[WRITTEN INSTRUCTION]: Gather from the listing below each line that includes the word "BOOT", and copy it.
○ ○ ○ ○
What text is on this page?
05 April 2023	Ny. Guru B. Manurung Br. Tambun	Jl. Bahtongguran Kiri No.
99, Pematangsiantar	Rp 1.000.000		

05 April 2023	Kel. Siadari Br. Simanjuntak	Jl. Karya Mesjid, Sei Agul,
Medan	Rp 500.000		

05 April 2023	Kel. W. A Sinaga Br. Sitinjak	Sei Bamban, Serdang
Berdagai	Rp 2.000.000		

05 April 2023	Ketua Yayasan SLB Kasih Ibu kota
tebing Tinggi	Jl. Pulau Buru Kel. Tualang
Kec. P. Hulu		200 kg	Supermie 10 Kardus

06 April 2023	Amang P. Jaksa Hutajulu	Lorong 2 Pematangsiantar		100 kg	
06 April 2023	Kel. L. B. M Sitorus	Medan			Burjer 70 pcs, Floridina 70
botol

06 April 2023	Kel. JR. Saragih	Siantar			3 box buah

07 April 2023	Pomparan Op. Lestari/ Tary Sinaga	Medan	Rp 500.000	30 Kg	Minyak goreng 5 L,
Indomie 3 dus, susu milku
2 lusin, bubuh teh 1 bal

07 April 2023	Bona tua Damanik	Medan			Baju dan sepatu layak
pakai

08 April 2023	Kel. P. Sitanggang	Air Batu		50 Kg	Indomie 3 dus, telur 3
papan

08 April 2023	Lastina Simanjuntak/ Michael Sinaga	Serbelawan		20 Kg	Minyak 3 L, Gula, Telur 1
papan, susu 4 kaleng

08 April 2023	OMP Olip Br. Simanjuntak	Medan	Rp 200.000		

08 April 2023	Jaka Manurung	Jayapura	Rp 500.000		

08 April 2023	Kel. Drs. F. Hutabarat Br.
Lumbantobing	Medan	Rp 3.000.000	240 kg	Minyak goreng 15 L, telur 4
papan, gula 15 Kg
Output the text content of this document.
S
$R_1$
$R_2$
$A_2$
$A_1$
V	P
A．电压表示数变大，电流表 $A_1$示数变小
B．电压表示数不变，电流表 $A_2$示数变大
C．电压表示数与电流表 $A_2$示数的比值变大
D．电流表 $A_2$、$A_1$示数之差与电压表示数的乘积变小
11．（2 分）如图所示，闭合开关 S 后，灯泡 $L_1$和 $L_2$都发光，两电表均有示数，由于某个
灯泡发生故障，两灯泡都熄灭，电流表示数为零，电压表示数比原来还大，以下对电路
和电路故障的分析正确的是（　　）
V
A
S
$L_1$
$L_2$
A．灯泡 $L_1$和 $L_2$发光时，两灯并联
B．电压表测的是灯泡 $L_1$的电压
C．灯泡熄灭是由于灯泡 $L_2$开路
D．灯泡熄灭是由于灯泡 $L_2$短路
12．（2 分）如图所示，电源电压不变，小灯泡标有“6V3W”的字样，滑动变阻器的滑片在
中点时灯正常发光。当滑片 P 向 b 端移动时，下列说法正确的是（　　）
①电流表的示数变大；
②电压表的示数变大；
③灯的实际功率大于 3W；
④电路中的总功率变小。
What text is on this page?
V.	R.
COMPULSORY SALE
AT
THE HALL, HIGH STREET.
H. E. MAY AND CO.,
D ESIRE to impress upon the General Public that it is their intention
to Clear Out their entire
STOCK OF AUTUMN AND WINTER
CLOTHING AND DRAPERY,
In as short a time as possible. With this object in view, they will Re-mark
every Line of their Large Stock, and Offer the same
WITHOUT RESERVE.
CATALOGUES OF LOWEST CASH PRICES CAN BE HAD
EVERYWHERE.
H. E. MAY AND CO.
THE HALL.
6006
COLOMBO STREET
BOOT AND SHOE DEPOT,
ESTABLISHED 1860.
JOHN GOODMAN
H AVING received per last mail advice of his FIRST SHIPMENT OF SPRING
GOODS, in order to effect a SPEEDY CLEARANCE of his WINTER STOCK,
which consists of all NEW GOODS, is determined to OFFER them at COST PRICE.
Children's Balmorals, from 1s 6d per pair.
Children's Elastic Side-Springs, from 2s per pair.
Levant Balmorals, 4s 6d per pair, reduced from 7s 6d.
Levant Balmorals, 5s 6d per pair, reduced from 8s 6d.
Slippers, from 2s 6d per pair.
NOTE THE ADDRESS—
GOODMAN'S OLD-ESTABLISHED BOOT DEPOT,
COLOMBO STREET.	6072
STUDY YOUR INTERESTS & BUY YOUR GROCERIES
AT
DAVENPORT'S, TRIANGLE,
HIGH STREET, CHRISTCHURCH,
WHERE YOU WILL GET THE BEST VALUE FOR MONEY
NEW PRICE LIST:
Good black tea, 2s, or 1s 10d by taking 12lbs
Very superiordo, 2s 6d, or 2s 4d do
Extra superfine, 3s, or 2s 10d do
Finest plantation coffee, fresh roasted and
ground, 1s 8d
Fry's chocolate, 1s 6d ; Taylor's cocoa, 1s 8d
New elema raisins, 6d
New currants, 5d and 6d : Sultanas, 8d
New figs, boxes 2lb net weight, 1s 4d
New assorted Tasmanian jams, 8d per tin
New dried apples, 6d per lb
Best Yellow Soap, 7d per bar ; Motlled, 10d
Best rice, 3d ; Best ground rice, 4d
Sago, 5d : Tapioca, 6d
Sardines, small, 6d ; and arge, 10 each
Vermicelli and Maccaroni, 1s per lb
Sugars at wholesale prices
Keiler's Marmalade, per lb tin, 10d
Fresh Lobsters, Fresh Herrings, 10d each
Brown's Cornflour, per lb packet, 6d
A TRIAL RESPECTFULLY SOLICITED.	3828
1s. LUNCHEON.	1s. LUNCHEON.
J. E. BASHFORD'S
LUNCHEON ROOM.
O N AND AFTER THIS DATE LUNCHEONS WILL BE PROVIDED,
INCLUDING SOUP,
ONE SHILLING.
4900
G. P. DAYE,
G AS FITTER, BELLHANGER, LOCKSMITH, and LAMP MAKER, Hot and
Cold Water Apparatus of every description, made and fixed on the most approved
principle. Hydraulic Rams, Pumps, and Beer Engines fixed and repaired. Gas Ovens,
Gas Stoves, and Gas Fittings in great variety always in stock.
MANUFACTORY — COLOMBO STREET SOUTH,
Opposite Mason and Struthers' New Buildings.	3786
○ ○ ○ ○
[ANSWER TO THE TASK]:
BOOT AND SHOE DEPOT,
GOODMAN'S OLD-ESTABLISHED BOOT DEPOT,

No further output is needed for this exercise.